[Start of DATA SECTION]

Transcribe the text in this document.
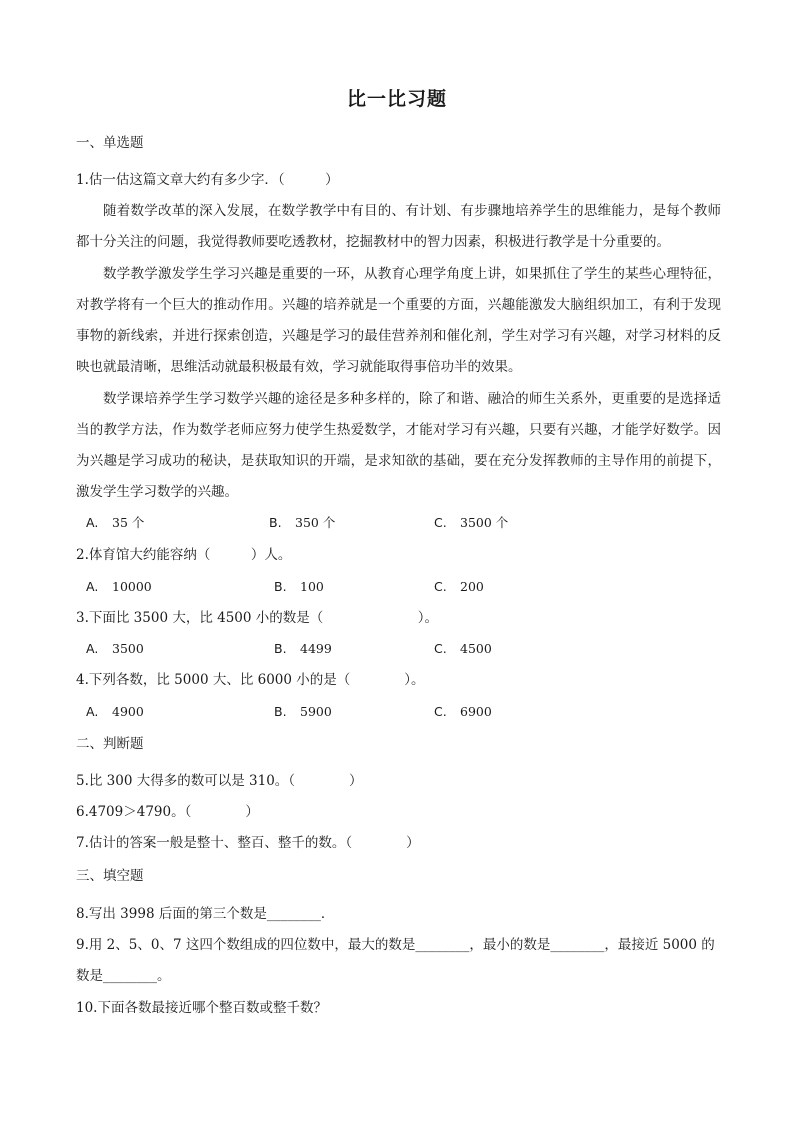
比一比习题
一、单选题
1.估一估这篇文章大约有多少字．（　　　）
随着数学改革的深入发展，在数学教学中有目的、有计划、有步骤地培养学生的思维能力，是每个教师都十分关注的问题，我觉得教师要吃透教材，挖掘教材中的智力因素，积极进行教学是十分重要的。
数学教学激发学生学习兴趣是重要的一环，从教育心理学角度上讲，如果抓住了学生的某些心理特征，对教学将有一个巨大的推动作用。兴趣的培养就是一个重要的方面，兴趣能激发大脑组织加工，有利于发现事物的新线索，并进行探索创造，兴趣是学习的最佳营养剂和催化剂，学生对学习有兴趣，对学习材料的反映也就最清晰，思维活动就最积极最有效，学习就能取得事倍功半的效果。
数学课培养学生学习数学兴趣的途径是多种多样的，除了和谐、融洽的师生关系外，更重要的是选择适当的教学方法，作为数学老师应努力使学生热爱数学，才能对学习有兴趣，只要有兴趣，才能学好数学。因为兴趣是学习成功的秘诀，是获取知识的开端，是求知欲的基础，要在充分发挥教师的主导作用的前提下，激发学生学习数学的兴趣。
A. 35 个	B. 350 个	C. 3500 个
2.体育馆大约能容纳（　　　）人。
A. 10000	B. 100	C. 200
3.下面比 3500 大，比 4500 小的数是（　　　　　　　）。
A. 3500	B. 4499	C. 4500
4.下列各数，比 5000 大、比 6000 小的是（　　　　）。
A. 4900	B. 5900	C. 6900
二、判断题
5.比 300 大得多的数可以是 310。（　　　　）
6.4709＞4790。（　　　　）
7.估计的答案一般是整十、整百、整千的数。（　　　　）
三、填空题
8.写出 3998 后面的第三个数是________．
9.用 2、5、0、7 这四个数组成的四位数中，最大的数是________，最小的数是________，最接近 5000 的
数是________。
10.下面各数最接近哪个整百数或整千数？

[End of DATA SECTION]

• [GIVEN INSTRUCTION]
Return every line of the records exactly as given, pictures excluded.

• [FULL SOLUTION]
Transcribe the text in this document.
比一比习题
一、单选题
1.估一估这篇文章大约有多少字．（　　　）
随着数学改革的深入发展，在数学教学中有目的、有计划、有步骤地培养学生的思维能力，是每个教师都十分关注的问题，我觉得教师要吃透教材，挖掘教材中的智力因素，积极进行教学是十分重要的。
数学教学激发学生学习兴趣是重要的一环，从教育心理学角度上讲，如果抓住了学生的某些心理特征，对教学将有一个巨大的推动作用。兴趣的培养就是一个重要的方面，兴趣能激发大脑组织加工，有利于发现事物的新线索，并进行探索创造，兴趣是学习的最佳营养剂和催化剂，学生对学习有兴趣，对学习材料的反映也就最清晰，思维活动就最积极最有效，学习就能取得事倍功半的效果。
数学课培养学生学习数学兴趣的途径是多种多样的，除了和谐、融洽的师生关系外，更重要的是选择适当的教学方法，作为数学老师应努力使学生热爱数学，才能对学习有兴趣，只要有兴趣，才能学好数学。因为兴趣是学习成功的秘诀，是获取知识的开端，是求知欲的基础，要在充分发挥教师的主导作用的前提下，激发学生学习数学的兴趣。
A. 35 个	B. 350 个	C. 3500 个
2.体育馆大约能容纳（　　　）人。
A. 10000	B. 100	C. 200
3.下面比 3500 大，比 4500 小的数是（　　　　　　　）。
A. 3500	B. 4499	C. 4500
4.下列各数，比 5000 大、比 6000 小的是（　　　　）。
A. 4900	B. 5900	C. 6900
二、判断题
5.比 300 大得多的数可以是 310。（　　　　）
6.4709＞4790。（　　　　）
7.估计的答案一般是整十、整百、整千的数。（　　　　）
三、填空题
8.写出 3998 后面的第三个数是________．
9.用 2、5、0、7 这四个数组成的四位数中，最大的数是________，最小的数是________，最接近 5000 的
数是________。
10.下面各数最接近哪个整百数或整千数？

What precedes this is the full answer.